### WHAT YOU WILL DO
Carry the forum discussion about the Sokal Squared hoax forward from its final sentence.

"Sokal Squared" project exposes fraud in academia

I came across this from a segment by reporter John Stossel. Some academics in a Portland Washington college wanted to see just how crazy an article could be and see if prestigious journals, the journals academics are required to publish in, would pblish them.

It was called Sokal Squared and it worked. The sent out 20 papers. Of those 4 got published, 7 accepted, and 3 more in the process when the authors decided to stop the project.

The headlines read :‘Sokal Squared’: Is Huge Publishing Hoax ‘Hilarious and Delightful’ or an Ugly Example of Dishonesty and Bad Faith?"

HERE is the story covered by The Atlantis.

HEREis another on the response. It points out that if an established source of papers cannot figure out real research from a hoax, what is it worth?

One thing brought up is it seems these journals will publish just about anything as long as it fits into their mindset no matter how crazy the paper is.

What do you all think?

It’s true that there is some degree of laxity in the standards of some academic journals that is concerning.

To some extent it’s because in very specialized fields, real research might essentially be unreviewable.

My father was a mathematician and he was telling me that at high levels, it might be hard to find anyone with sufficient expertise to truly be able to evaluate a complex paper.

But more importantly, academic journals tend to be biased in favor of papers that reach “interesting” conclusions, because naturally they want their journals to be interesting and attract attention.

What I would quibble with here is this part –

“As long as it fits into their mindset” implies some kind of political bias or prejudice. While that might be true for some particular journals, I think the larger problem is, as I said before, that journal editors want their publications to be interesting, and are biased in favor of papers claiming results that attract reader attention.

From your HotAir cite:

The only problem with these two statements is that they are both wrong. It says a great deal about the fields that published the bogus papers, and if any empirical discipline would fall for it, then point to where this got published in a journal of astronomy.

### MATERIAL PROVIDED
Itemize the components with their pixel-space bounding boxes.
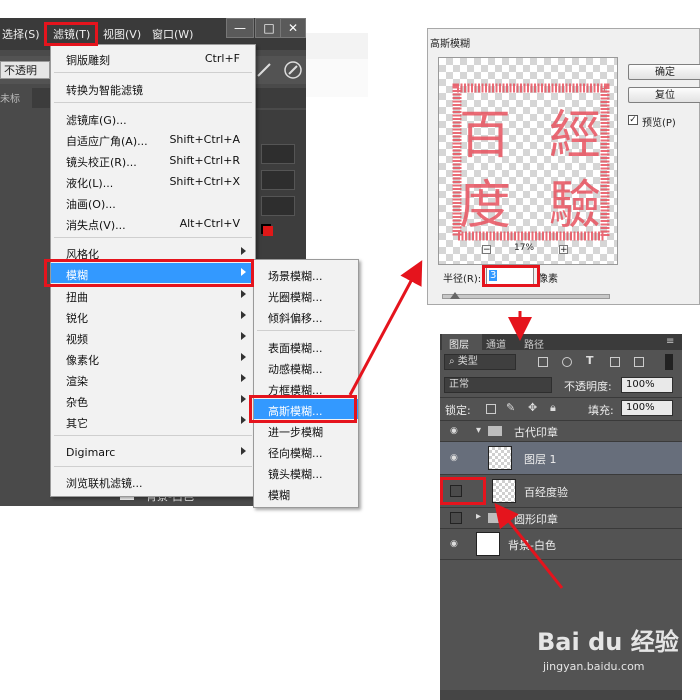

### RESPONSE TO THIS TASK
If a field like gender studies is anything more than jargon and hurt feelings, then they would be able to tell the difference between these bogus papers and “real” work. But they can’t tell it. Publishing nonsense dressed up in a certain kind of cant is what they do. There isn’t, therefore, any difference between lesbian interpretative dance as a way of knowledge about the movement of the stars, and most of the rest of the stuff they publish. Empirical papers present empirical data. Sure, that data can be faked or wrong, but that’s not the same thing as a paper that says that white men should be chained to the floor so we can better examine the stellar spectra.

They got pranked and they fell for it. Sux to be them. Will it cause them to wise up and apply some kind of intellectual rigor to gender studies or fat studies? [del]Fat[/del] Differently sized chance (you should pardon the expression).

Regards,
Shodan

Well wait. Arent there are thousands of colleges out there with mathematicians?

These are supposed to be respected academic journals. Not some cashier aisle tabloid looking for stories about who is having sex with who and who killed who or 2 headed bigfoot.

Where are the standards?

Sure, but I think the point that was being made is that high-end pure (or theoretical) mathematics is dealing with concepts that are so complex that relatively few people in the field would even have the background to understand what the author of such a paper is talking about.

It depends what’s wrong with the article. If someone faked data, or lied about how they got it, that’s very hard for a journal to discover. I would expect a journal to vet whether the conclusions they drew were appropriate given the data, and whether the data was gathered in a reasonable way.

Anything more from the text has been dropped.